** Task to carry out **
Only the number is wanted: count the lines that include the word "External".

** Materials provided **
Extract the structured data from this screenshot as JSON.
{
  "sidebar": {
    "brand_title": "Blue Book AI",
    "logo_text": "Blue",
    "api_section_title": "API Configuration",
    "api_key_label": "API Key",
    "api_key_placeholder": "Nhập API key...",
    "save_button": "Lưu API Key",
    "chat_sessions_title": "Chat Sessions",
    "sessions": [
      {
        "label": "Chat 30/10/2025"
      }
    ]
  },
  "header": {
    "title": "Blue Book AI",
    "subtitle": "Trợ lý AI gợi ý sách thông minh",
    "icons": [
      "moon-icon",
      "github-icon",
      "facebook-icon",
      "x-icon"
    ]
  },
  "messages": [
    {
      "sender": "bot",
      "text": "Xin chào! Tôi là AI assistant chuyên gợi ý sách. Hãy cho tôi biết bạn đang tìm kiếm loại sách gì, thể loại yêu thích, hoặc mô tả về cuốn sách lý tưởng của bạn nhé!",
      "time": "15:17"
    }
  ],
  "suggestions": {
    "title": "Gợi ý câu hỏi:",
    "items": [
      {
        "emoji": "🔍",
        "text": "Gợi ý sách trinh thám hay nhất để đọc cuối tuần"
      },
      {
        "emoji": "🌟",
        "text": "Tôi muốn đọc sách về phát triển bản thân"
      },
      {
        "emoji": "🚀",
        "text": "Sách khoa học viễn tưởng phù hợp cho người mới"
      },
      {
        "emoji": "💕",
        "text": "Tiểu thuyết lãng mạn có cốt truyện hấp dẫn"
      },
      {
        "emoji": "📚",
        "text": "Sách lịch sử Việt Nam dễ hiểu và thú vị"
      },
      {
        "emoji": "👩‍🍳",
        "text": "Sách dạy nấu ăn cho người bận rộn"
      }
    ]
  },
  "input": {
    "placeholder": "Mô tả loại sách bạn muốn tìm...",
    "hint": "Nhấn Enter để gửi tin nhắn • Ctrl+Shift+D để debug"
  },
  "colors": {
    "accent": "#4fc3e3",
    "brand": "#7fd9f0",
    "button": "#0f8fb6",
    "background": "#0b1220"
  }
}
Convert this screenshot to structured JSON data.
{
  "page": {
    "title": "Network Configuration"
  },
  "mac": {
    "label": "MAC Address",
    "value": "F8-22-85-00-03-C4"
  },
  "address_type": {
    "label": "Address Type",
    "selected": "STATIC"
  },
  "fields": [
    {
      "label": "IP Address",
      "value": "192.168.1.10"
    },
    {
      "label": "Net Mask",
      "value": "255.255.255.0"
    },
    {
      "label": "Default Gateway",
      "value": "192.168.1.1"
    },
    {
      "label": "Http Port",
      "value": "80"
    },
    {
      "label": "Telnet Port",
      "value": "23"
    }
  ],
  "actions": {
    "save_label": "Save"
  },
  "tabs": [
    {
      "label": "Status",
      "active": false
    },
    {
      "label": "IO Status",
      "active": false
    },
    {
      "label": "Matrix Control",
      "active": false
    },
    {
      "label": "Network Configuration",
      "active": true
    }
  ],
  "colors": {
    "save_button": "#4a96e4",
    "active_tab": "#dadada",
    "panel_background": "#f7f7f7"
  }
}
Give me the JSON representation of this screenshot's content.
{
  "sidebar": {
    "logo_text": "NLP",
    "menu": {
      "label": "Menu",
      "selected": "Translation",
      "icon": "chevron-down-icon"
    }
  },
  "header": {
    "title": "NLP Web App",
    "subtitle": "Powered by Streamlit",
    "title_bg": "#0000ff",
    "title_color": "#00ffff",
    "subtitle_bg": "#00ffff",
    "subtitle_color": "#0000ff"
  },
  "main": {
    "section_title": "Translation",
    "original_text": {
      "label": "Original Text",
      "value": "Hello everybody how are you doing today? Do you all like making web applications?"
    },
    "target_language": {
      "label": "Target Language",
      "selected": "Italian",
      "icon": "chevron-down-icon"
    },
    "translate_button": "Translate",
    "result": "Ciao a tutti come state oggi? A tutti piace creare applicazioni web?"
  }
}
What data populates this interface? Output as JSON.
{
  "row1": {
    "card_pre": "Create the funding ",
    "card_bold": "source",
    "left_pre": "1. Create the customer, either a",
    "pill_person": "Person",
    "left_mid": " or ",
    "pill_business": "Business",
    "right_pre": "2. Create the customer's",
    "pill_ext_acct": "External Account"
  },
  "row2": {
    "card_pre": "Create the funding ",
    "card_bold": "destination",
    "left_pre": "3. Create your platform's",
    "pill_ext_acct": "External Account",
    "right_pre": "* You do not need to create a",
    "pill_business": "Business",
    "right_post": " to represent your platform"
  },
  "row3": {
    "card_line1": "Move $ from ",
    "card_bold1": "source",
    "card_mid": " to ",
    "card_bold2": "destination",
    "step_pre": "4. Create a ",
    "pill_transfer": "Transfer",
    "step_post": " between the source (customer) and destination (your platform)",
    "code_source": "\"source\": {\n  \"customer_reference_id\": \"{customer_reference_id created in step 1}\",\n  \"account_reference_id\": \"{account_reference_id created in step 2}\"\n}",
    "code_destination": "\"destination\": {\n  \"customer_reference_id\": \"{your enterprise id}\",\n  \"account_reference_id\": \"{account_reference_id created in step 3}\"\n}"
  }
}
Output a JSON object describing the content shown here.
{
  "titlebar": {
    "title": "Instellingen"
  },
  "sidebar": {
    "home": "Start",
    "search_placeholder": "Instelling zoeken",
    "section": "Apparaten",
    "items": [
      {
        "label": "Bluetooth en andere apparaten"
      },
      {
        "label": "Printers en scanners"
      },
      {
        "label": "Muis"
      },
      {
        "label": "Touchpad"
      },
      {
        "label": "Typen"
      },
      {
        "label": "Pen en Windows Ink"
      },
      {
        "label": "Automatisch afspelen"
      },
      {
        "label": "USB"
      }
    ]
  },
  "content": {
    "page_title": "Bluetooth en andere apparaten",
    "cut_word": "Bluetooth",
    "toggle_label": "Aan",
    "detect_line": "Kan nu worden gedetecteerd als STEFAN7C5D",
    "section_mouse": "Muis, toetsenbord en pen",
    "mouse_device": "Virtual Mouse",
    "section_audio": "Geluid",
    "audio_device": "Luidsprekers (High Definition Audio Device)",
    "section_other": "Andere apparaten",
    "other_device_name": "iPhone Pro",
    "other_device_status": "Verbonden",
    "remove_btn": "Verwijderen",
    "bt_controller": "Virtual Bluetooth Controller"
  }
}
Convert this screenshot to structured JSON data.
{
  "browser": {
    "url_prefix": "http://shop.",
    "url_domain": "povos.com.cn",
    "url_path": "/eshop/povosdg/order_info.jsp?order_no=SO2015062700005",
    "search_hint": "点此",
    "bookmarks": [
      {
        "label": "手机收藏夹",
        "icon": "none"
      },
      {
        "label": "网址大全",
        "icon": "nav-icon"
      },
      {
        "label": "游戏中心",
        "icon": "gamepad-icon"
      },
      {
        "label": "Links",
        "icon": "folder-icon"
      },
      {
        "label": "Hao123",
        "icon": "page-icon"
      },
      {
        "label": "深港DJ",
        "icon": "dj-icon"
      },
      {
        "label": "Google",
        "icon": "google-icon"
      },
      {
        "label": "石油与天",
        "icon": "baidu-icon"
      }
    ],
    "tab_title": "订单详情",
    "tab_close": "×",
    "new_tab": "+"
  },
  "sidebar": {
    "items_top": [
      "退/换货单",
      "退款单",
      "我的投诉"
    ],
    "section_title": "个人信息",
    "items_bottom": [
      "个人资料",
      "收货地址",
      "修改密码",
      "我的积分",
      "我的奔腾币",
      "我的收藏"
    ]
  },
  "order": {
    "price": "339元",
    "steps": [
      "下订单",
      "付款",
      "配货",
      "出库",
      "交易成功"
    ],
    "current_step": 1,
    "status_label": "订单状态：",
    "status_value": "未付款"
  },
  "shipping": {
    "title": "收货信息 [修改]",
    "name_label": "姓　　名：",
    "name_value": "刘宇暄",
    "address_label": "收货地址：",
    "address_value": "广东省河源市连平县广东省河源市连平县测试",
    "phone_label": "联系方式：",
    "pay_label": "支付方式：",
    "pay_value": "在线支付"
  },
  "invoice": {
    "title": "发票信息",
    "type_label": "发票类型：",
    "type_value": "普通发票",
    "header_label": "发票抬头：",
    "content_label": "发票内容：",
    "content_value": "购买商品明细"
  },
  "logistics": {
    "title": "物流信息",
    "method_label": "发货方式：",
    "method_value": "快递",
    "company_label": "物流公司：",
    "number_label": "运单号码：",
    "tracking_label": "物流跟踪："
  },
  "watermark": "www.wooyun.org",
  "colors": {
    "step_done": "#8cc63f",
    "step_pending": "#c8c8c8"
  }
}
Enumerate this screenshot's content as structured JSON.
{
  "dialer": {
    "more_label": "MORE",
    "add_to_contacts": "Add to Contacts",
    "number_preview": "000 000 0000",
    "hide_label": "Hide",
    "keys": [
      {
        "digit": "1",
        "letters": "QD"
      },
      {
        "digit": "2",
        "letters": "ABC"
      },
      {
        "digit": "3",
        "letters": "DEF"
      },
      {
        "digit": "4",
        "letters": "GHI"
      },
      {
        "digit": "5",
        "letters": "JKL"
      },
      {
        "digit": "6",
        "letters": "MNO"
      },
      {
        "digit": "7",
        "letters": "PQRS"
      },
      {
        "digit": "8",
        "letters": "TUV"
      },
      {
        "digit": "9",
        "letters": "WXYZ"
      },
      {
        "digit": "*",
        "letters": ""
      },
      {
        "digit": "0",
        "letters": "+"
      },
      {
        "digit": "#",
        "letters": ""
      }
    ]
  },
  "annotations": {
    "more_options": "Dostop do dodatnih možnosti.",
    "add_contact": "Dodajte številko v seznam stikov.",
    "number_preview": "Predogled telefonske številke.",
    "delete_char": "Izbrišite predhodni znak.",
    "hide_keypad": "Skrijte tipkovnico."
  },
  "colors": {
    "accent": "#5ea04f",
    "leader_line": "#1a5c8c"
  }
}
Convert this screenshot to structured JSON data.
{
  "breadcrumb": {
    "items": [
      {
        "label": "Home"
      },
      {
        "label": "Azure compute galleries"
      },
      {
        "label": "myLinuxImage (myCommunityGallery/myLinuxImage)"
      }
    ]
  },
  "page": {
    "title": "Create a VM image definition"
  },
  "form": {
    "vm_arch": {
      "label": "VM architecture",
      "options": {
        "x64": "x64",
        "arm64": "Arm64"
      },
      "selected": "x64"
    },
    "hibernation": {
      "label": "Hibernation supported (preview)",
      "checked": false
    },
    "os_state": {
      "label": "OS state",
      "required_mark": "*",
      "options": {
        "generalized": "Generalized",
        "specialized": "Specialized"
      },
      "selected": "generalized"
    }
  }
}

** Answer in full **
2